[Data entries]
** Start **

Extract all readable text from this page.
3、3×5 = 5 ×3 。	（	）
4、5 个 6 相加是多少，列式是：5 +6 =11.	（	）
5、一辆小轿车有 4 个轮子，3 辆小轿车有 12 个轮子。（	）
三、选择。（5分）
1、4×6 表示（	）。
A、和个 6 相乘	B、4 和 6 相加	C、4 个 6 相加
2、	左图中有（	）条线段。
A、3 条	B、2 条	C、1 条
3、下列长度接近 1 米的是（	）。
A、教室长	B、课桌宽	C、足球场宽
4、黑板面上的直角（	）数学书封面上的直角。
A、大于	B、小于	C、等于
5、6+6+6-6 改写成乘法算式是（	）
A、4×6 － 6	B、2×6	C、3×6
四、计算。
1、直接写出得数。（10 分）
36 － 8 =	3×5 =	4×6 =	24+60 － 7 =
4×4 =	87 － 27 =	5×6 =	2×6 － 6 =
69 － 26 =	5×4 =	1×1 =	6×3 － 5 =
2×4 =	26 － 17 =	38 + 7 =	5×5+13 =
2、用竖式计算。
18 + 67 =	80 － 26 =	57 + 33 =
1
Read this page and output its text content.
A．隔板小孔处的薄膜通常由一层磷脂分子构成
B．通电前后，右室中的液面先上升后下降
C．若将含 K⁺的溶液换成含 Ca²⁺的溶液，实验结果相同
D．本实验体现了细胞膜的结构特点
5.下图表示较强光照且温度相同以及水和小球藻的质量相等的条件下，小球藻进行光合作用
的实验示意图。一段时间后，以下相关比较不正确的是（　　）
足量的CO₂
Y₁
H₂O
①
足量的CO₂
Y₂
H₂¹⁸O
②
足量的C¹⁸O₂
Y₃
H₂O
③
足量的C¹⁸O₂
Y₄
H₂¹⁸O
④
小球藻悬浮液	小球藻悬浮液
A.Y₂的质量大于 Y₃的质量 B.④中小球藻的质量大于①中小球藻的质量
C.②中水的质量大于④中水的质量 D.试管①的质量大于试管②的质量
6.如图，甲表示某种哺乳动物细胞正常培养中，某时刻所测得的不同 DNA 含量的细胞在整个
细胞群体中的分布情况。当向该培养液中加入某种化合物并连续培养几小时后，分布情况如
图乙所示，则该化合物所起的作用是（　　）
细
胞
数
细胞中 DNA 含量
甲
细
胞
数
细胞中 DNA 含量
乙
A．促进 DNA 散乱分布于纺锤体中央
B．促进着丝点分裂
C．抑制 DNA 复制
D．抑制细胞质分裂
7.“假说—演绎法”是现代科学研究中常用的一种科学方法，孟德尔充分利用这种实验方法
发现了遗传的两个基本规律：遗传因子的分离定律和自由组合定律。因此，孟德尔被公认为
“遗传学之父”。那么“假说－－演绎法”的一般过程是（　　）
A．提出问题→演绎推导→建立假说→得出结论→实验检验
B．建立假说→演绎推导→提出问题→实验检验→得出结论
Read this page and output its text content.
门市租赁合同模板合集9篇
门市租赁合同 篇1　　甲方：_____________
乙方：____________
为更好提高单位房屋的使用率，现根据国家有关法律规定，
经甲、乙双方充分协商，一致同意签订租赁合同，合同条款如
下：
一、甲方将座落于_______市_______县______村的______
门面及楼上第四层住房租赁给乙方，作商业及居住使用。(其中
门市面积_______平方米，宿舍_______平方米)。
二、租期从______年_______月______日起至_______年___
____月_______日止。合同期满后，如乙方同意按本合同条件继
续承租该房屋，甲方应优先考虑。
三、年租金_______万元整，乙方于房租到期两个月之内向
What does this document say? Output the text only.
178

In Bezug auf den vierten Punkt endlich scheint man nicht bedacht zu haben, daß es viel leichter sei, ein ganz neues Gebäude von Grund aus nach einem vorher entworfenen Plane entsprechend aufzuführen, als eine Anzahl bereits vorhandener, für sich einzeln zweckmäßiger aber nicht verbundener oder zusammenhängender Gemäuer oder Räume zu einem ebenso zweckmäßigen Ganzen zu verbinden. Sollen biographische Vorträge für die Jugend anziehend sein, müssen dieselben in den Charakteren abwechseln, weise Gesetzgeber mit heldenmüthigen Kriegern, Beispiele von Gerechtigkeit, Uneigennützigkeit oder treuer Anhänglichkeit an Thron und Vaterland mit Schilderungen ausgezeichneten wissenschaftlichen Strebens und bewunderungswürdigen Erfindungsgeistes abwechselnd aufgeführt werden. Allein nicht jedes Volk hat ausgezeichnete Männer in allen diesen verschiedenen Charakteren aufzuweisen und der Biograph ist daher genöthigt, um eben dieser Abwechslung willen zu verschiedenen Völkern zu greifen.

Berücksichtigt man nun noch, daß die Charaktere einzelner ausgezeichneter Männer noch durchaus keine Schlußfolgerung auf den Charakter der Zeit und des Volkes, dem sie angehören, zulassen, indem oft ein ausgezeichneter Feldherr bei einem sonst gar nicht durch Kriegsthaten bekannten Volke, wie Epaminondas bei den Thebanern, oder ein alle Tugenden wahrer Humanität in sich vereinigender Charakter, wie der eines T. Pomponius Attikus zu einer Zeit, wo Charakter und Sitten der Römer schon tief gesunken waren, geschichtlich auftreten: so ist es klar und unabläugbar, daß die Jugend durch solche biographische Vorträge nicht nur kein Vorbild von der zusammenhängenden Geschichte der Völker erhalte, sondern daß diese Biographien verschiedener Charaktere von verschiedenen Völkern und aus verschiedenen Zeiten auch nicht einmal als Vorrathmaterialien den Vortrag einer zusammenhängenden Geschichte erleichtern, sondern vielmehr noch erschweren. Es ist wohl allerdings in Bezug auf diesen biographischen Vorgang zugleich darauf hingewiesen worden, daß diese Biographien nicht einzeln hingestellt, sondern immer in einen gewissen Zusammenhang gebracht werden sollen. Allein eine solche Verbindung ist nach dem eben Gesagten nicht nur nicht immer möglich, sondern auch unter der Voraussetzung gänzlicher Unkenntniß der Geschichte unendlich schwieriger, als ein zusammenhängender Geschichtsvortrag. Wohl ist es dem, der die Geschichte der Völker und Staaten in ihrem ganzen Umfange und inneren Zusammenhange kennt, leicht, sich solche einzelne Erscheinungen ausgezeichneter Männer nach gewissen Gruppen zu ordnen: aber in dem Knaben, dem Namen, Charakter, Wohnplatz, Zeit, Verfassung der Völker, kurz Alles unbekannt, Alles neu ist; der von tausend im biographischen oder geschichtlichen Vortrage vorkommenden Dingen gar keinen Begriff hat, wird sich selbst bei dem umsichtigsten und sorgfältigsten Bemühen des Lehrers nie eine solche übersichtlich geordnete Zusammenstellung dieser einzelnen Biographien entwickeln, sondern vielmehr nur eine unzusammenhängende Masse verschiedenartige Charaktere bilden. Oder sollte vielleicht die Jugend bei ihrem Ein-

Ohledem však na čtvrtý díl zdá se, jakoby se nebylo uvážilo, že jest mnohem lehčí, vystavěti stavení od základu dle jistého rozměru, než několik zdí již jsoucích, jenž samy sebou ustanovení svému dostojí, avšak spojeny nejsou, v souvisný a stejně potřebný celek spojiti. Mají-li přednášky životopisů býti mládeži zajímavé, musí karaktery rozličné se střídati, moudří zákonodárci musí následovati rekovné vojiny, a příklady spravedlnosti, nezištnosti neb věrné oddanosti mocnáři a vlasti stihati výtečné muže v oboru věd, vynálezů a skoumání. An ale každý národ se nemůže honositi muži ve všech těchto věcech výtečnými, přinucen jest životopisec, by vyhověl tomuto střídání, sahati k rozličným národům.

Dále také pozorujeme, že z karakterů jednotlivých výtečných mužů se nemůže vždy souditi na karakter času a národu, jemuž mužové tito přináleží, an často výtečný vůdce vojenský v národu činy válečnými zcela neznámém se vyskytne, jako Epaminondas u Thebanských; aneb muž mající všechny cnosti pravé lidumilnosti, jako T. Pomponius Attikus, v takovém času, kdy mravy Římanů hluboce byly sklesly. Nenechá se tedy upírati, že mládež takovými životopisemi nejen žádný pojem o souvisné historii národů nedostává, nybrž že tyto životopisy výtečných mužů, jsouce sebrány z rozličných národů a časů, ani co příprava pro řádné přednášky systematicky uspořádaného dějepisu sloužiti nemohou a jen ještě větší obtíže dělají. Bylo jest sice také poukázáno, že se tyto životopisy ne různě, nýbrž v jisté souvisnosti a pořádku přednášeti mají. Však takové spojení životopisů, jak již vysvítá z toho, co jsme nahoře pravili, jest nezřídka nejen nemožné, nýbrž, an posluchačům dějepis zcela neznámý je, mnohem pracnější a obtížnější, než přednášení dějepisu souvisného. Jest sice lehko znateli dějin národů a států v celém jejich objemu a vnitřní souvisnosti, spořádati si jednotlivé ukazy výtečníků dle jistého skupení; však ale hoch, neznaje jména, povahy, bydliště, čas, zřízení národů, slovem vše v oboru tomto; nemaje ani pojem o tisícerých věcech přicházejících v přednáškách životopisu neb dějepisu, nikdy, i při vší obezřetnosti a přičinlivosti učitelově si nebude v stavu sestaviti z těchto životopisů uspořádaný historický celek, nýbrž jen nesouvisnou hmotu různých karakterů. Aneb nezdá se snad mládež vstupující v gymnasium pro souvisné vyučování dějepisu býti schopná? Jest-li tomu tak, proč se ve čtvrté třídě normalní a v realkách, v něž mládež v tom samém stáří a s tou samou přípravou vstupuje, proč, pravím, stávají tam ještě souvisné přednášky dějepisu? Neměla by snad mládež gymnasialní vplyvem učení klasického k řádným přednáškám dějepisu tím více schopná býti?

** End **

Requirements → Tally the lines in this data that hold the word "演绎推导" and state only the count.

The completed task → 2